***** PASSAGE

Hydrogen developer HH2E is planning to build a 1GW green H2 project in eastern Germany, at a cost of more than €1bn ($1.08), the second gigawatt-scaled electrolyser project announced by the company in seven months.
Set to be located in Borna, close to Leipzig in Saxony, the project forms part of HH2E’s plan to develop 4GW of electrolyser capacity in Germany by 2030 — and the company hinted today at more projects to come.
But so far just 10% of the final Borna project is on track to be sanctioned by HH2E and the project’s co-backers, UK infrastructure fund Foresight and H2 investors HydrogenOne, which have today (Thursday) announced a preliminary decision to invest €230m in the first phase of 100MW.
Final investment decision for phase one is slated for later this year, shortly before construction begins.
HH2E hopes to scale the Borna plant to over 1GW by 2030, a similar proposal to HH2 first major project, announced in June 2022: a 100MW green H2 plant in Lubmin on the German Baltic coast, which also has a planned scale-up capacity of more than 1GW.
HH2E’s technology concept mixes an alkaline electrolyser with a battery, enabling a constant production of hydrogen without constant power supply. This set-up would help the Borna plant, which is designed to run on solar power sourced from the grid via a power purchase agreement, comply with the EU’s expected additionality rules on sourcing power for green hydrogen production from the grid.
EU regulation on this is still yet to be determined, but a leaked draft of the rules in December suggested that producers would be expected to balance their grid-sourced power with electrolyser production on a quarterly basis.
Earlier this month, HH2E announced a deal to buy 120MW of electrolysers from Norwegian manufacturer Nel for around €30m, with a final purchase contract expected in February.
HH2E hopes the Borna plant will serve the mobility sector, chemical industry and commercial air and road transport operators.
Now, HH2E is gearing up, stating it has “a financing deal” – without revealing any further details – with two institutional investors to develop an additional three new sites in Germany. The company has already purchased new areas for new plants, a spokesman for HH2E told Hydrogen Insight.
“In addition to Borna and Lubmin, we have also identified 15 other ideal locations for green hydrogen production in Germany,” said co-founder and board member of HH2E, Alexander Voigt. “Our growth potential is impressive, and we look forward to further exploring it together with our investors and partners.”
Lubmin is close to the landing point of the now-defunct NordStream1 and 2 subsea fossil gas import pipelines, which were respectively sabotaged and mothballed following Russia’s invasion of Ukraine in February 2022. Three of Germany’s gas distributors are currently working on a proposal to convert some of the onshore gas pipelines originating from Lubmin, built to carry Russian gas imported on NordStream, over to H2.
A portfolio of similarly-designed plants will create synergies for HH2E, the company believes: “The technology-mix and design of these two plants, and those that will potentially follow, is similar and applies proven systems and components, thus reducing risk and implementation time,” HH2E said in a statement.

**********

## QUESTIONS ON THE MATERIAL
(A) Name each of the sectors and operators that, according to the HH2E hydrogen article, the Borna plant is hoped to serve.
(B) Return, word for word, the stretch of the HH2E hydrogen article from "But so far just" through "before construction begins.".

***** GIVEN RECORDS

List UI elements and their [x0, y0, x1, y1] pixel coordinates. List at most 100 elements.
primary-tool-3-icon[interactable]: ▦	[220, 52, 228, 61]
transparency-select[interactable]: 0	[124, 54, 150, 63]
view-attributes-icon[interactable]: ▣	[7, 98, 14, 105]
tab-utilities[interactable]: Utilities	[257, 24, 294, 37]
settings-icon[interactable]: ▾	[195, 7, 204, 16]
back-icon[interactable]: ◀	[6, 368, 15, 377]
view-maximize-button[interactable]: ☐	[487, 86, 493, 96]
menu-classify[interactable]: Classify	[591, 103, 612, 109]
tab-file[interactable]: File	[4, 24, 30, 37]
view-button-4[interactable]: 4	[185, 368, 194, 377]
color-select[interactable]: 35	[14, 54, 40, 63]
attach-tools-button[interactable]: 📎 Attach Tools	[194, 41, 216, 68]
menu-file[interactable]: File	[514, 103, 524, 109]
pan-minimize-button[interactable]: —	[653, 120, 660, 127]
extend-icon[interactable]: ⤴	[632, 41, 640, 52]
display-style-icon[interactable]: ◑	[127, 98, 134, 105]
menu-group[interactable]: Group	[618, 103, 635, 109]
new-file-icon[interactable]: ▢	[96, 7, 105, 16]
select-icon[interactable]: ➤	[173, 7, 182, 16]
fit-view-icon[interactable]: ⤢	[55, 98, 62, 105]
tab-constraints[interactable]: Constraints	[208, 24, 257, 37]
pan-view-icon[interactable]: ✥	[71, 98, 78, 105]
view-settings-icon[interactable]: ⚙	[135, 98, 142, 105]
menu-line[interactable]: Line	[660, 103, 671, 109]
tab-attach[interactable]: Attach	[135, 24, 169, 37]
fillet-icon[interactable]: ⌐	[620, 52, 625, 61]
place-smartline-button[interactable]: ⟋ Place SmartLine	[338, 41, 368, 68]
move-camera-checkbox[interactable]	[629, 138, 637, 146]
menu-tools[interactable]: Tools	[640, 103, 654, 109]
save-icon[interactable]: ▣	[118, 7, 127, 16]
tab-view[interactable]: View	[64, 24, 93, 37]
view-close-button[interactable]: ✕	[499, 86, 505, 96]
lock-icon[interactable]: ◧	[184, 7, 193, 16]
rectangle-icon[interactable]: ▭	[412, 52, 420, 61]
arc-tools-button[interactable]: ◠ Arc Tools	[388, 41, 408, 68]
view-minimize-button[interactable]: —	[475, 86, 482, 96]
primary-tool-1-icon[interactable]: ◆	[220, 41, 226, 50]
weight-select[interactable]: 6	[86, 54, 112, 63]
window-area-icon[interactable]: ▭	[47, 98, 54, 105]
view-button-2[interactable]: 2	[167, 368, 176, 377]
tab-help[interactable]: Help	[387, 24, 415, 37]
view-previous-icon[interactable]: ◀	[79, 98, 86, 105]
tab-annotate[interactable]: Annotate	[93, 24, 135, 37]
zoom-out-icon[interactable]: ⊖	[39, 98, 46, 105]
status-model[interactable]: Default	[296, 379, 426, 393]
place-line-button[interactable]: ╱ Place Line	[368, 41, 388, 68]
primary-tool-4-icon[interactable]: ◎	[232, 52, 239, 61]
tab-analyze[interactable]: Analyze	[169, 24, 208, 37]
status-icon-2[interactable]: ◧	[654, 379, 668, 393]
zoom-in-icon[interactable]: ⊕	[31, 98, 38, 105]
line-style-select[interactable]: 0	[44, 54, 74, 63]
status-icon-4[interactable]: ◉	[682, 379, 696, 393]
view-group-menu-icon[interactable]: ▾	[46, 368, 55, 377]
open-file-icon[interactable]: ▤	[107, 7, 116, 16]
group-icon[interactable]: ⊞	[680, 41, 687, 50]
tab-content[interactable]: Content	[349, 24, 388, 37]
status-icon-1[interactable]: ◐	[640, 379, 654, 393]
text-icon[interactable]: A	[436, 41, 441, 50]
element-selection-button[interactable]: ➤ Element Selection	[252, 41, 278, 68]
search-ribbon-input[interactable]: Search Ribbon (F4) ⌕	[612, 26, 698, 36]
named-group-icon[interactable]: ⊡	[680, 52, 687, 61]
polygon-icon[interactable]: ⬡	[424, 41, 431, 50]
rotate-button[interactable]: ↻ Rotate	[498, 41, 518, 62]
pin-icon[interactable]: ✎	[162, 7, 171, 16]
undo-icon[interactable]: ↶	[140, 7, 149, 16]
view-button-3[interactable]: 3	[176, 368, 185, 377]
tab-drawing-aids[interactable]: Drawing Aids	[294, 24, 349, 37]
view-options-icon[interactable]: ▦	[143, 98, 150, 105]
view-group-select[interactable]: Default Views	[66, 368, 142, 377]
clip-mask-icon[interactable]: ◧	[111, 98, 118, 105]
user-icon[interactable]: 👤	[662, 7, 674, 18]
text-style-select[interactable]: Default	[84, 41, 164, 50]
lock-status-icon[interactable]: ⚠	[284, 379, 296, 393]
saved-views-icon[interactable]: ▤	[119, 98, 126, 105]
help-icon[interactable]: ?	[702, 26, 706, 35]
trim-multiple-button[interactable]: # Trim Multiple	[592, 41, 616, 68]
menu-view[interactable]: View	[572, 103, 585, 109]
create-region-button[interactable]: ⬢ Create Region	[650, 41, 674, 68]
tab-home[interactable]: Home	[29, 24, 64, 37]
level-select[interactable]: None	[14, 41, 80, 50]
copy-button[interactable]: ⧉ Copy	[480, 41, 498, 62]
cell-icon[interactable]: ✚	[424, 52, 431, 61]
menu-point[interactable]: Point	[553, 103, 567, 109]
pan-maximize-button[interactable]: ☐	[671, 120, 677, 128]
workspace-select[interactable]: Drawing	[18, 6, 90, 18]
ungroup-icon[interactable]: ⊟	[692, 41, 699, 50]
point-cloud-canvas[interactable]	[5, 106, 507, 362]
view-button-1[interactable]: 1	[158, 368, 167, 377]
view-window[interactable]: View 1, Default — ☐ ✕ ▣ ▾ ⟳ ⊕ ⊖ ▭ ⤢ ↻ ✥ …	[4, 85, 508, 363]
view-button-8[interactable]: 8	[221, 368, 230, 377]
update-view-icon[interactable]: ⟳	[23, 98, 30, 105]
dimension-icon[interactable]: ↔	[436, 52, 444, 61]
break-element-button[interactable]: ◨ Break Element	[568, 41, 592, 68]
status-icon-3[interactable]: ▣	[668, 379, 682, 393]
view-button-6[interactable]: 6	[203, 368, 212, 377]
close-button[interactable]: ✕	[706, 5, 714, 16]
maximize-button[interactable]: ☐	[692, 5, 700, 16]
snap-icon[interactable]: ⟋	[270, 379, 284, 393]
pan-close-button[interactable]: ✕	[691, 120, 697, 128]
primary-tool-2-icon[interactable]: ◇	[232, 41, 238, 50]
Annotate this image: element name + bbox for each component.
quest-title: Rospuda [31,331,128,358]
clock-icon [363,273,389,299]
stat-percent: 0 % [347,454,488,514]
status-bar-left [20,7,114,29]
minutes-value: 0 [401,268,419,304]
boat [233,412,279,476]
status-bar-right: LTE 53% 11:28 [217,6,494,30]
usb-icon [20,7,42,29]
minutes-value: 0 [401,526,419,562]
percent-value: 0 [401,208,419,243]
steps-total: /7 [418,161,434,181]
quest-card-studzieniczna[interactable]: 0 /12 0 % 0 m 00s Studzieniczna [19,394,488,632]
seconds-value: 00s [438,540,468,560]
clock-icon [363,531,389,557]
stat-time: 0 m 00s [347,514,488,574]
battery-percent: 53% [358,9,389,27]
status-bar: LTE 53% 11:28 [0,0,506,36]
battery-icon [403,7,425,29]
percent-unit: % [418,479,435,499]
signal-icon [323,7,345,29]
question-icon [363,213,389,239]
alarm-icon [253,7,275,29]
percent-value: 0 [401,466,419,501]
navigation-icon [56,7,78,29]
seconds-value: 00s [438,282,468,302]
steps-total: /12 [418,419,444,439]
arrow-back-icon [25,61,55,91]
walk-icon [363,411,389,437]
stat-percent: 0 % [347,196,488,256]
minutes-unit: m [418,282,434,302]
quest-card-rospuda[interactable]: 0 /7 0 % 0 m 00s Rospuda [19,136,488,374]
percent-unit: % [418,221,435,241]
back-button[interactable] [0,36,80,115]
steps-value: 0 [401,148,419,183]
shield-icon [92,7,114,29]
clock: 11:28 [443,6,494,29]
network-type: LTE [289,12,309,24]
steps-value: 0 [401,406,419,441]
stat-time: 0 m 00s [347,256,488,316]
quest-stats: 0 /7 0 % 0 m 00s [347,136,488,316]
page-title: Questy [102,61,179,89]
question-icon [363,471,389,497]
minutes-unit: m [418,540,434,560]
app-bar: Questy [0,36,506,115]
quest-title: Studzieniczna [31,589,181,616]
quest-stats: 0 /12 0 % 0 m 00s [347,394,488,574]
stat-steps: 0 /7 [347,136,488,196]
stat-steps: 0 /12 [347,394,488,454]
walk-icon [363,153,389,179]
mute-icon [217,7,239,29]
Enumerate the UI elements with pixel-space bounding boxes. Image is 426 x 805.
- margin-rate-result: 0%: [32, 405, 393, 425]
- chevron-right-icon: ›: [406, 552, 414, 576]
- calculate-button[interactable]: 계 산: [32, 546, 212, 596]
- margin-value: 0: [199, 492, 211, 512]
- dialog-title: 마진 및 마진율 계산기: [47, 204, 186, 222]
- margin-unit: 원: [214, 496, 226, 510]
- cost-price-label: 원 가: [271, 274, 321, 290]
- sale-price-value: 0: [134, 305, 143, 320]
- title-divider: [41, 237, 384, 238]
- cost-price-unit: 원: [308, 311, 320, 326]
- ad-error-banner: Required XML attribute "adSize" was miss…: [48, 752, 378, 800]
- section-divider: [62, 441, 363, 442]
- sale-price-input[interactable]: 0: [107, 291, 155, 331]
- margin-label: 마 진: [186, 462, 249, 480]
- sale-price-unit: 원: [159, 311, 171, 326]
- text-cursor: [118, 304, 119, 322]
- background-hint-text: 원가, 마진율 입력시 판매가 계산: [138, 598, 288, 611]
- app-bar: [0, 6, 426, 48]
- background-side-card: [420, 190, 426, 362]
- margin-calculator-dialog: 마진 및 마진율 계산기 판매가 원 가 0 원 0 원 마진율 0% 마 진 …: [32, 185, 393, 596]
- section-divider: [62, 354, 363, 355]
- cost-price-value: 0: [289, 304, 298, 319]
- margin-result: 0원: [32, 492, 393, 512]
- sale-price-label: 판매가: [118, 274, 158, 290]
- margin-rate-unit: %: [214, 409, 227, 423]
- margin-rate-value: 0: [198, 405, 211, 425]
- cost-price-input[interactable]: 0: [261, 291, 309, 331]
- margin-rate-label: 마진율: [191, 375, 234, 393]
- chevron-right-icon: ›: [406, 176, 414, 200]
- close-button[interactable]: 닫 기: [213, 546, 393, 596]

**********

## LIST OF ANSWERS
(A)
- Mobility sector
- Chemical industry
- Commercial air and road transport operators

(B)
But so far just 10% of the final Borna project is on track to be sanctioned by HH2E and the project’s co-backers, UK infrastructure fund Foresight and H2 investors HydrogenOne, which have today (Thursday) announced a preliminary decision to invest €230m in the first phase of 100MW.
Final investment decision for phase one is slated for later this year, shortly before construction begins.